Exercise objective:
Go through the entries below and pick out every line with "Products".

Extracted data entries
[start]
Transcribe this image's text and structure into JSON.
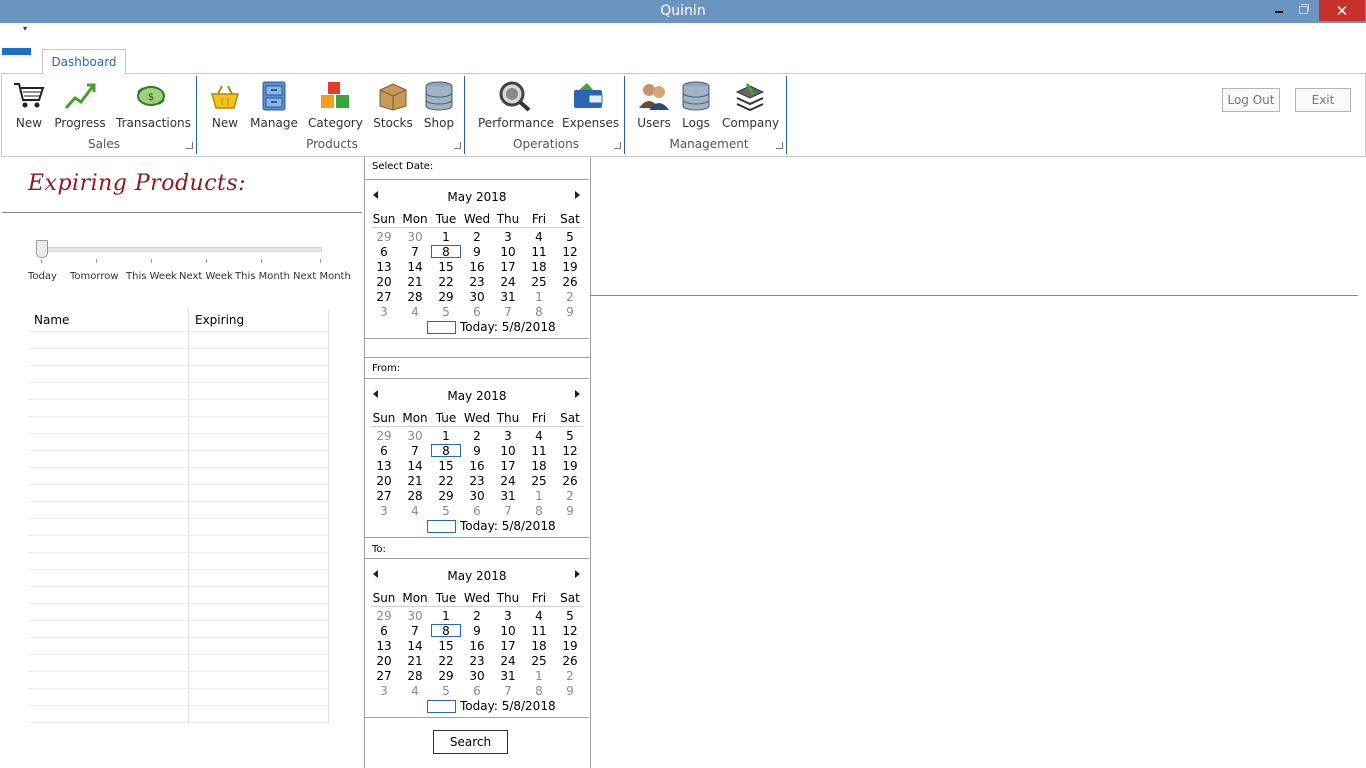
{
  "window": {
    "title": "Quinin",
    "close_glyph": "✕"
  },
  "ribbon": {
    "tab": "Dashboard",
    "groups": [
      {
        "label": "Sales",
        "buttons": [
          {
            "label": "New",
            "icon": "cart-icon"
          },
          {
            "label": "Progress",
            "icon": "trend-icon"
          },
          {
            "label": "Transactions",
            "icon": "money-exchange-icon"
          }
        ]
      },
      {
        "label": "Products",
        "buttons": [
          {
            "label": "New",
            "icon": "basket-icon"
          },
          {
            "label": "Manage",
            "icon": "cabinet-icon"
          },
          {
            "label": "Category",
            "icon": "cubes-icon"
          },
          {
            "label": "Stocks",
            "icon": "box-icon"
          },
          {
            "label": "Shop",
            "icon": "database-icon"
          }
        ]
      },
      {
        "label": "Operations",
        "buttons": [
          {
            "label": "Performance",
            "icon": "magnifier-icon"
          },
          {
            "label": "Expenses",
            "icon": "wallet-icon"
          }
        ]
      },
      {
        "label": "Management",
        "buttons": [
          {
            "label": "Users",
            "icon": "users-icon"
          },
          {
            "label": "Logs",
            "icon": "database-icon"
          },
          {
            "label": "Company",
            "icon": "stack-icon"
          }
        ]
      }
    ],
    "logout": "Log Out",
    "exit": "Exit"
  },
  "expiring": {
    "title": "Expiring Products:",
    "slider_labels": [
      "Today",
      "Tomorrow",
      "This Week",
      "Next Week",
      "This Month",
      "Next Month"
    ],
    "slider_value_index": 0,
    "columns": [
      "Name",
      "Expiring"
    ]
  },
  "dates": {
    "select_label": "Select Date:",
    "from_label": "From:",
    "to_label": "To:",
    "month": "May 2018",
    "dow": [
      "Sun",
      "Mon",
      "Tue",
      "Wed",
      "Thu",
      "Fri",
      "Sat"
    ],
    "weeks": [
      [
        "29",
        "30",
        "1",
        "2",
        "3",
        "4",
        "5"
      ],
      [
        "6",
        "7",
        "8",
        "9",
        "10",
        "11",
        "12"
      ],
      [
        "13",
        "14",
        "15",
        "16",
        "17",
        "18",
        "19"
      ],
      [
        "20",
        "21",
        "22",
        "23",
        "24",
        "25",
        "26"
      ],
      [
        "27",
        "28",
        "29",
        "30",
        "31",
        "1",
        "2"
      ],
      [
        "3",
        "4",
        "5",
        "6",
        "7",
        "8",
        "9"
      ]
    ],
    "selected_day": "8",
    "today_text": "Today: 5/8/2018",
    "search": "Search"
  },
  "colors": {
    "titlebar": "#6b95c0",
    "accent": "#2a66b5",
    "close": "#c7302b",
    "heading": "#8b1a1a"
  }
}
[end]
The output:
        "label": "Products",
    "title": "Expiring Products:",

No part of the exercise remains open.